[Request] Copy every line of the data in which the word "ogółu" occurs.

[Dataset]
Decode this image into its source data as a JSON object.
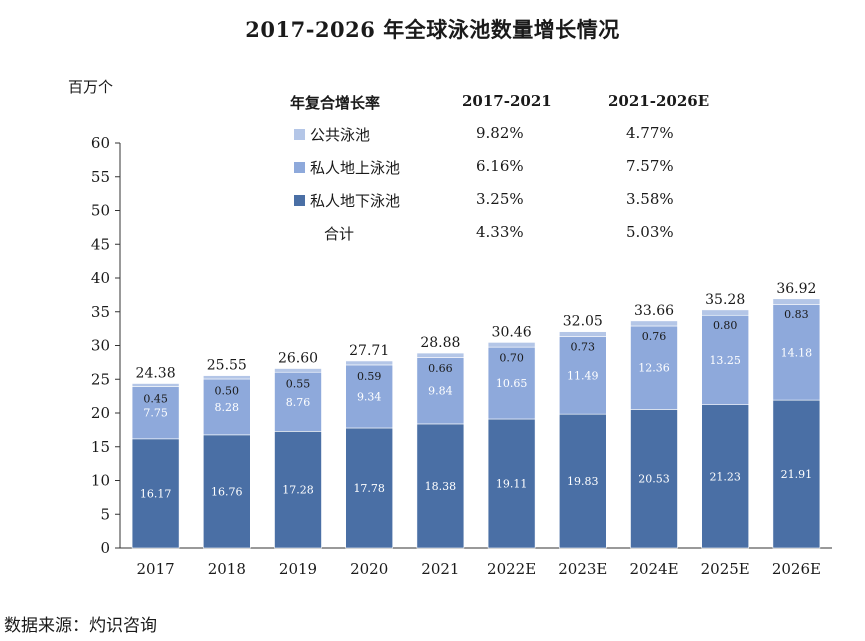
{
  "title": "2017-2026 年全球泳池数量增长情况",
  "unit_label": "百万个",
  "source": "数据来源：灼识咨询",
  "legend_table": {
    "header": [
      "年复合增长率",
      "2017-2021",
      "2021-2026E"
    ],
    "rows": [
      {
        "name": "公共泳池",
        "cagr_2017_2021": "9.82%",
        "cagr_2021_2026": "4.77%",
        "color": "#b4c6e7"
      },
      {
        "name": "私人地上泳池",
        "cagr_2017_2021": "6.16%",
        "cagr_2021_2026": "7.57%",
        "color": "#8ea9db"
      },
      {
        "name": "私人地下泳池",
        "cagr_2017_2021": "3.25%",
        "cagr_2021_2026": "3.58%",
        "color": "#4a6fa5"
      },
      {
        "name": "合计",
        "cagr_2017_2021": "4.33%",
        "cagr_2021_2026": "5.03%",
        "color": ""
      }
    ]
  },
  "chart_data": {
    "type": "bar",
    "stacked": true,
    "categories": [
      "2017",
      "2018",
      "2019",
      "2020",
      "2021",
      "2022E",
      "2023E",
      "2024E",
      "2025E",
      "2026E"
    ],
    "series": [
      {
        "name": "私人地下泳池",
        "color": "#4a6fa5",
        "label_color": "#ffffff",
        "values": [
          16.17,
          16.76,
          17.28,
          17.78,
          18.38,
          19.11,
          19.83,
          20.53,
          21.23,
          21.91
        ],
        "labels": [
          "16.17",
          "16.76",
          "17.28",
          "17.78",
          "18.38",
          "19.11",
          "19.83",
          "20.53",
          "21.23",
          "21.91"
        ]
      },
      {
        "name": "私人地上泳池",
        "color": "#8ea9db",
        "label_color": "#ffffff",
        "values": [
          7.75,
          8.28,
          8.76,
          9.34,
          9.84,
          10.65,
          11.49,
          12.36,
          13.25,
          14.18
        ],
        "labels": [
          "7.75",
          "8.28",
          "8.76",
          "9.34",
          "9.84",
          "10.65",
          "11.49",
          "12.36",
          "13.25",
          "14.18"
        ]
      },
      {
        "name": "公共泳池",
        "color": "#b4c6e7",
        "label_color": "#1a1a1a",
        "values": [
          0.45,
          0.5,
          0.55,
          0.59,
          0.66,
          0.7,
          0.73,
          0.76,
          0.8,
          0.83
        ],
        "labels": [
          "0.45",
          "0.50",
          "0.55",
          "0.59",
          "0.66",
          "0.70",
          "0.73",
          "0.76",
          "0.80",
          "0.83"
        ]
      }
    ],
    "totals": [
      24.38,
      25.55,
      26.6,
      27.71,
      28.88,
      30.46,
      32.05,
      33.66,
      35.28,
      36.92
    ],
    "total_labels": [
      "24.38",
      "25.55",
      "26.60",
      "27.71",
      "28.88",
      "30.46",
      "32.05",
      "33.66",
      "35.28",
      "36.92"
    ],
    "ylim": [
      0,
      60
    ],
    "yticks": [
      "0",
      "5",
      "10",
      "15",
      "20",
      "25",
      "30",
      "35",
      "40",
      "45",
      "50",
      "55",
      "60"
    ],
    "ytick_values": [
      0,
      5,
      10,
      15,
      20,
      25,
      30,
      35,
      40,
      45,
      50,
      55,
      60
    ],
    "grid": false,
    "legend": "top-center table"
  }
}
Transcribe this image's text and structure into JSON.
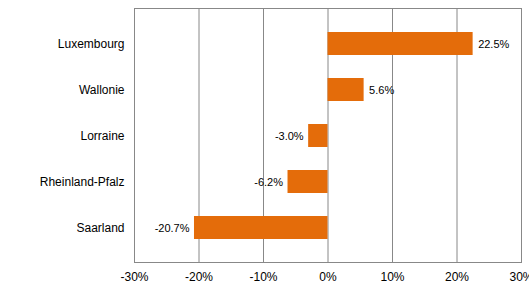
{
  "chart_data": {
    "type": "bar",
    "orientation": "horizontal",
    "categories": [
      "Luxembourg",
      "Wallonie",
      "Lorraine",
      "Rheinland-Pfalz",
      "Saarland"
    ],
    "values": [
      22.5,
      5.6,
      -3.0,
      -6.2,
      -20.7
    ],
    "value_labels": [
      "22.5%",
      "5.6%",
      "-3.0%",
      "-6.2%",
      "-20.7%"
    ],
    "color": "#e46c0a",
    "xlim": [
      -30,
      30
    ],
    "xticks": [
      {
        "value": -30,
        "label": "-30%"
      },
      {
        "value": -20,
        "label": "-20%"
      },
      {
        "value": -10,
        "label": "-10%"
      },
      {
        "value": 0,
        "label": "0%"
      },
      {
        "value": 10,
        "label": "10%"
      },
      {
        "value": 20,
        "label": "20%"
      },
      {
        "value": 30,
        "label": "30%"
      }
    ],
    "grid": true,
    "data_labels": true
  }
}
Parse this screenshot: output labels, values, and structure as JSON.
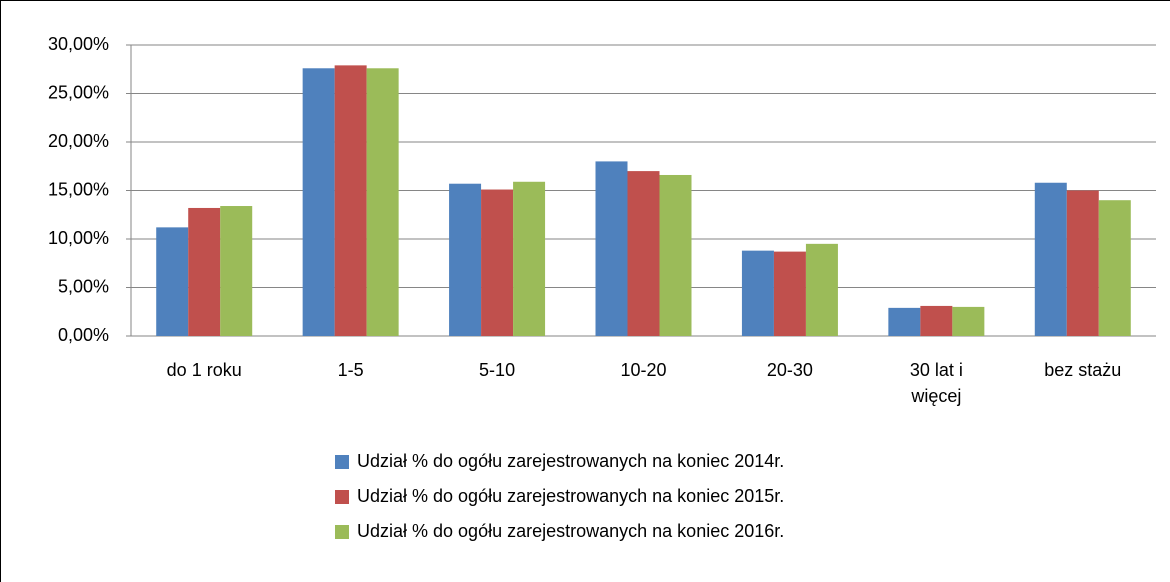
{
  "chart_data": {
    "type": "bar",
    "categories": [
      "do 1 roku",
      "1-5",
      "5-10",
      "10-20",
      "20-30",
      "30 lat i więcej",
      "bez stażu"
    ],
    "series": [
      {
        "name": "Udział % do ogółu zarejestrowanych na koniec 2014r.",
        "color": "#4f81bd",
        "values": [
          11.2,
          27.6,
          15.7,
          18.0,
          8.8,
          2.9,
          15.8
        ]
      },
      {
        "name": "Udział % do ogółu zarejestrowanych na koniec 2015r.",
        "color": "#c0504d",
        "values": [
          13.2,
          27.9,
          15.1,
          17.0,
          8.7,
          3.1,
          15.0
        ]
      },
      {
        "name": "Udział % do ogółu zarejestrowanych na koniec 2016r.",
        "color": "#9bbb59",
        "values": [
          13.4,
          27.6,
          15.9,
          16.6,
          9.5,
          3.0,
          14.0
        ]
      }
    ],
    "ylim": [
      0,
      30
    ],
    "yticks": [
      {
        "value": 0,
        "label": "0,00%"
      },
      {
        "value": 5,
        "label": "5,00%"
      },
      {
        "value": 10,
        "label": "10,00%"
      },
      {
        "value": 15,
        "label": "15,00%"
      },
      {
        "value": 20,
        "label": "20,00%"
      },
      {
        "value": 25,
        "label": "25,00%"
      },
      {
        "value": 30,
        "label": "30,00%"
      }
    ],
    "grid": true,
    "legend": "bottom"
  }
}
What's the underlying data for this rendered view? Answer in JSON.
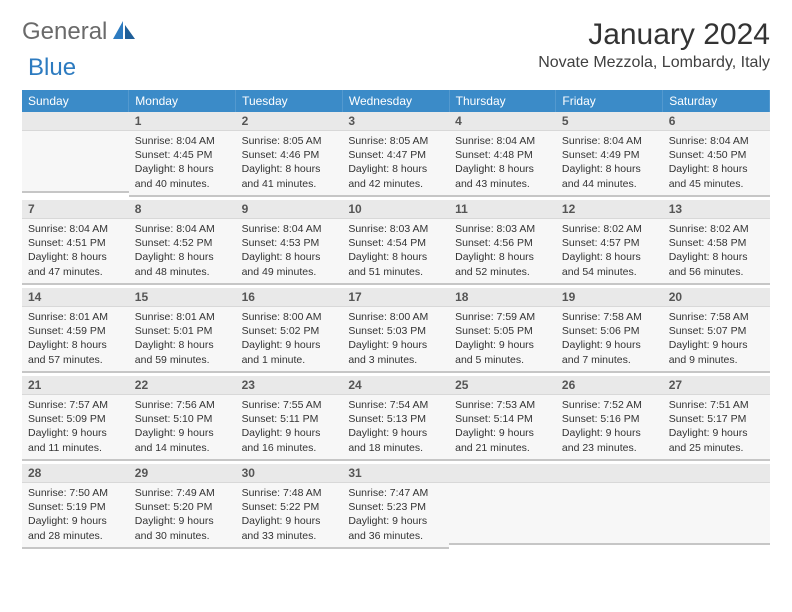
{
  "brand": {
    "word1": "General",
    "word2": "Blue"
  },
  "colors": {
    "header_bg": "#3b8bc8",
    "header_fg": "#ffffff",
    "daynum_bg": "#e9e9e9",
    "daybody_bg": "#f7f7f7",
    "row_border": "#c6c6c6",
    "brand_gray": "#6a6a6a",
    "brand_blue": "#2d7bc0"
  },
  "title": "January 2024",
  "location": "Novate Mezzola, Lombardy, Italy",
  "weekdays": [
    "Sunday",
    "Monday",
    "Tuesday",
    "Wednesday",
    "Thursday",
    "Friday",
    "Saturday"
  ],
  "start_offset": 1,
  "days": [
    {
      "n": 1,
      "sr": "8:04 AM",
      "ss": "4:45 PM",
      "dl": "8 hours and 40 minutes."
    },
    {
      "n": 2,
      "sr": "8:05 AM",
      "ss": "4:46 PM",
      "dl": "8 hours and 41 minutes."
    },
    {
      "n": 3,
      "sr": "8:05 AM",
      "ss": "4:47 PM",
      "dl": "8 hours and 42 minutes."
    },
    {
      "n": 4,
      "sr": "8:04 AM",
      "ss": "4:48 PM",
      "dl": "8 hours and 43 minutes."
    },
    {
      "n": 5,
      "sr": "8:04 AM",
      "ss": "4:49 PM",
      "dl": "8 hours and 44 minutes."
    },
    {
      "n": 6,
      "sr": "8:04 AM",
      "ss": "4:50 PM",
      "dl": "8 hours and 45 minutes."
    },
    {
      "n": 7,
      "sr": "8:04 AM",
      "ss": "4:51 PM",
      "dl": "8 hours and 47 minutes."
    },
    {
      "n": 8,
      "sr": "8:04 AM",
      "ss": "4:52 PM",
      "dl": "8 hours and 48 minutes."
    },
    {
      "n": 9,
      "sr": "8:04 AM",
      "ss": "4:53 PM",
      "dl": "8 hours and 49 minutes."
    },
    {
      "n": 10,
      "sr": "8:03 AM",
      "ss": "4:54 PM",
      "dl": "8 hours and 51 minutes."
    },
    {
      "n": 11,
      "sr": "8:03 AM",
      "ss": "4:56 PM",
      "dl": "8 hours and 52 minutes."
    },
    {
      "n": 12,
      "sr": "8:02 AM",
      "ss": "4:57 PM",
      "dl": "8 hours and 54 minutes."
    },
    {
      "n": 13,
      "sr": "8:02 AM",
      "ss": "4:58 PM",
      "dl": "8 hours and 56 minutes."
    },
    {
      "n": 14,
      "sr": "8:01 AM",
      "ss": "4:59 PM",
      "dl": "8 hours and 57 minutes."
    },
    {
      "n": 15,
      "sr": "8:01 AM",
      "ss": "5:01 PM",
      "dl": "8 hours and 59 minutes."
    },
    {
      "n": 16,
      "sr": "8:00 AM",
      "ss": "5:02 PM",
      "dl": "9 hours and 1 minute."
    },
    {
      "n": 17,
      "sr": "8:00 AM",
      "ss": "5:03 PM",
      "dl": "9 hours and 3 minutes."
    },
    {
      "n": 18,
      "sr": "7:59 AM",
      "ss": "5:05 PM",
      "dl": "9 hours and 5 minutes."
    },
    {
      "n": 19,
      "sr": "7:58 AM",
      "ss": "5:06 PM",
      "dl": "9 hours and 7 minutes."
    },
    {
      "n": 20,
      "sr": "7:58 AM",
      "ss": "5:07 PM",
      "dl": "9 hours and 9 minutes."
    },
    {
      "n": 21,
      "sr": "7:57 AM",
      "ss": "5:09 PM",
      "dl": "9 hours and 11 minutes."
    },
    {
      "n": 22,
      "sr": "7:56 AM",
      "ss": "5:10 PM",
      "dl": "9 hours and 14 minutes."
    },
    {
      "n": 23,
      "sr": "7:55 AM",
      "ss": "5:11 PM",
      "dl": "9 hours and 16 minutes."
    },
    {
      "n": 24,
      "sr": "7:54 AM",
      "ss": "5:13 PM",
      "dl": "9 hours and 18 minutes."
    },
    {
      "n": 25,
      "sr": "7:53 AM",
      "ss": "5:14 PM",
      "dl": "9 hours and 21 minutes."
    },
    {
      "n": 26,
      "sr": "7:52 AM",
      "ss": "5:16 PM",
      "dl": "9 hours and 23 minutes."
    },
    {
      "n": 27,
      "sr": "7:51 AM",
      "ss": "5:17 PM",
      "dl": "9 hours and 25 minutes."
    },
    {
      "n": 28,
      "sr": "7:50 AM",
      "ss": "5:19 PM",
      "dl": "9 hours and 28 minutes."
    },
    {
      "n": 29,
      "sr": "7:49 AM",
      "ss": "5:20 PM",
      "dl": "9 hours and 30 minutes."
    },
    {
      "n": 30,
      "sr": "7:48 AM",
      "ss": "5:22 PM",
      "dl": "9 hours and 33 minutes."
    },
    {
      "n": 31,
      "sr": "7:47 AM",
      "ss": "5:23 PM",
      "dl": "9 hours and 36 minutes."
    }
  ],
  "labels": {
    "sunrise": "Sunrise:",
    "sunset": "Sunset:",
    "daylight": "Daylight:"
  }
}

[Solved problem]
        "name": "Udział % do ogółu zarejestrowanych na koniec 2014r.",
        "name": "Udział % do ogółu zarejestrowanych na koniec 2015r.",
        "name": "Udział % do ogółu zarejestrowanych na koniec 2016r.",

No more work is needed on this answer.